## begin

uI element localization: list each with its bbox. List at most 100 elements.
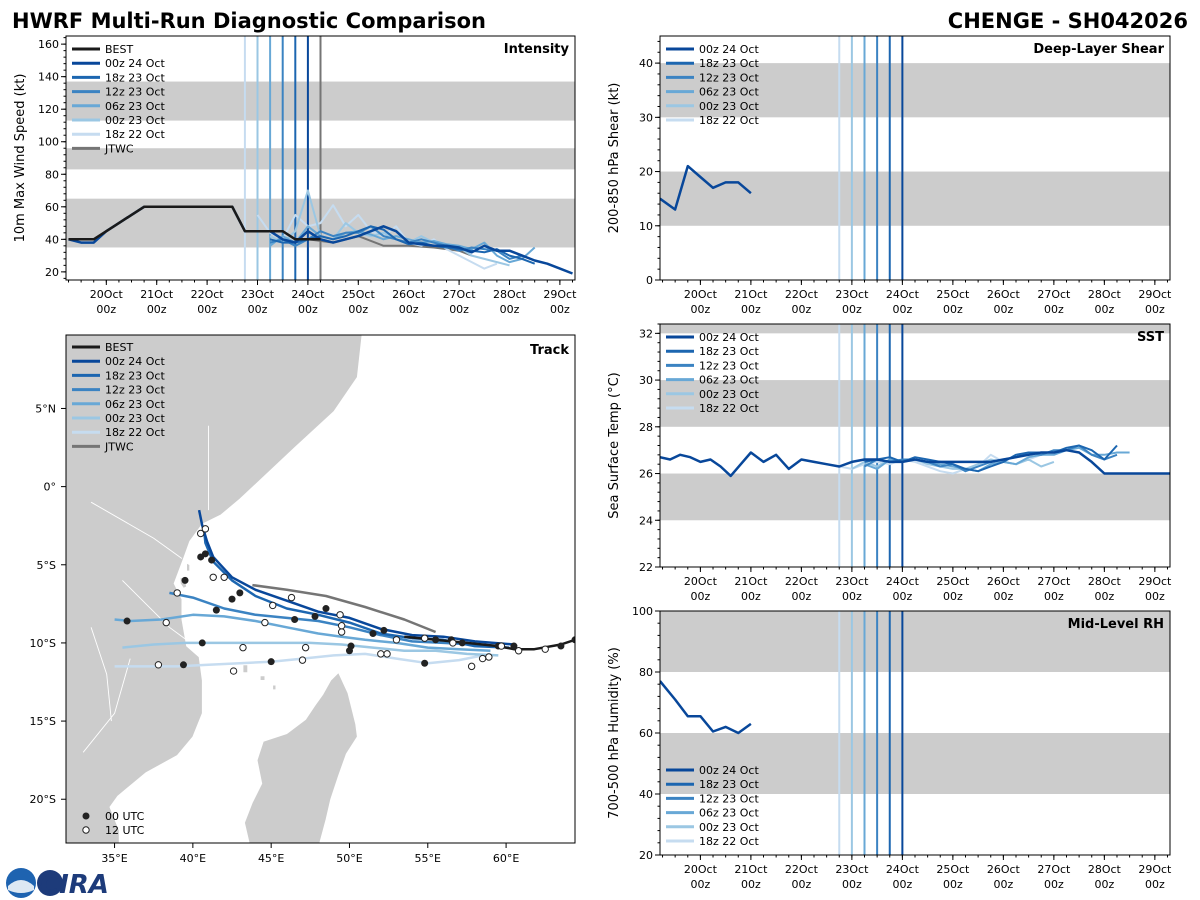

## end
## begin

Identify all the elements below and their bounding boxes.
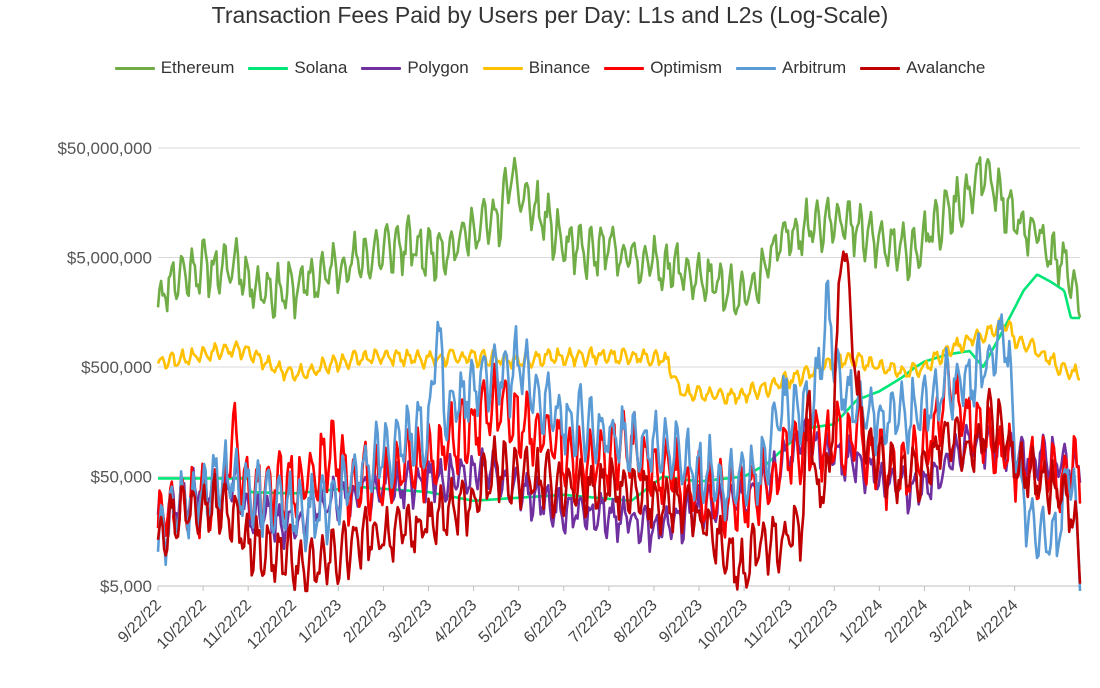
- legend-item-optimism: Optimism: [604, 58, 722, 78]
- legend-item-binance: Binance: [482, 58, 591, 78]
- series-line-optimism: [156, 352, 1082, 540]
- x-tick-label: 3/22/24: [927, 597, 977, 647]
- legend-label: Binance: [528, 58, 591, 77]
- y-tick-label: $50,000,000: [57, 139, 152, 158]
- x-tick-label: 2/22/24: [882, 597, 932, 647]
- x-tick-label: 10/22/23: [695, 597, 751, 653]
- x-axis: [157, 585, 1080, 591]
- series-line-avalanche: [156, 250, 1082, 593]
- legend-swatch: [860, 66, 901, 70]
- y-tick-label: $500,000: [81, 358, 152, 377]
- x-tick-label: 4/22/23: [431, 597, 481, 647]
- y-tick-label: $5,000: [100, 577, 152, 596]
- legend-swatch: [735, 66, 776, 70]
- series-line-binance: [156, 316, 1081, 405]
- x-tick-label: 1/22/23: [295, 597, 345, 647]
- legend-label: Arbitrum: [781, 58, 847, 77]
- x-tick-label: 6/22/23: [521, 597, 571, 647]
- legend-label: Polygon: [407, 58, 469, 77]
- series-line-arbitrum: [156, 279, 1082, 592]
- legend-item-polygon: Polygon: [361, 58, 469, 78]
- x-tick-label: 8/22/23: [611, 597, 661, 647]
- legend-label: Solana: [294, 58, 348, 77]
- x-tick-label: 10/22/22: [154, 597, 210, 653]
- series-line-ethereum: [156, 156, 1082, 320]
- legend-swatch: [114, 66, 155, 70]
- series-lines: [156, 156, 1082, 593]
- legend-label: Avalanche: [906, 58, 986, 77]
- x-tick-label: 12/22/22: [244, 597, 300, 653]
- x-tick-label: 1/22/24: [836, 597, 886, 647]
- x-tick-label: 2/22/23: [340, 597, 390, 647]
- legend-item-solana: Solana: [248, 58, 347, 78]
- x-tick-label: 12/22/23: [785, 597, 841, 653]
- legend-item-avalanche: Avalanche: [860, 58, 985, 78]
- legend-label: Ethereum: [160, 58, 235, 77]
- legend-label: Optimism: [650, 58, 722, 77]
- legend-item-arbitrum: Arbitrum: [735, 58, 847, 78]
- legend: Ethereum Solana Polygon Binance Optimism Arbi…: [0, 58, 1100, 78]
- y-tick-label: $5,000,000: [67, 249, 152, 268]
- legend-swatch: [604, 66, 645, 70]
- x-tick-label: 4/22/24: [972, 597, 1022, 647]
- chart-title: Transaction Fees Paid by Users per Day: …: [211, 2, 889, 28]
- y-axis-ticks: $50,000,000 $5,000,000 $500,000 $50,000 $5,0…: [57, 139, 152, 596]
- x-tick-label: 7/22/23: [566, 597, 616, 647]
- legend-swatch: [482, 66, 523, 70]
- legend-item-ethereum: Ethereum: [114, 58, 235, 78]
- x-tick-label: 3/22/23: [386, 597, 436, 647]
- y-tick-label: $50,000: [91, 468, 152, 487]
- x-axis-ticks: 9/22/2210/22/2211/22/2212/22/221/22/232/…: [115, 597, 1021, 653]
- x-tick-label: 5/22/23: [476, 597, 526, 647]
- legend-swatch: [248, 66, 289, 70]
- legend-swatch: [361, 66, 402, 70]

## end

**Task details**
Update the data starting at the line containing "Identify all the" and ending at the line containing "- series-line-binance: [156, 316, 1081, 405]", replacing "legend-swatch" with "legend-marker" and leaving everything else unchanged. Omit the pictures from your answer.

**Result below**
Identify all the elements below and their bounding boxes.
- legend-item-optimism: Optimism: [604, 58, 722, 78]
- legend-item-binance: Binance: [482, 58, 591, 78]
- series-line-optimism: [156, 352, 1082, 540]
- x-tick-label: 3/22/24: [927, 597, 977, 647]
- legend-label: Binance: [528, 58, 591, 77]
- y-tick-label: $50,000,000: [57, 139, 152, 158]
- x-tick-label: 2/22/24: [882, 597, 932, 647]
- x-tick-label: 10/22/23: [695, 597, 751, 653]
- x-axis: [157, 585, 1080, 591]
- series-line-avalanche: [156, 250, 1082, 593]
- legend-marker: [860, 66, 901, 70]
- y-tick-label: $500,000: [81, 358, 152, 377]
- x-tick-label: 4/22/23: [431, 597, 481, 647]
- y-tick-label: $5,000: [100, 577, 152, 596]
- legend-marker: [735, 66, 776, 70]
- series-line-binance: [156, 316, 1081, 405]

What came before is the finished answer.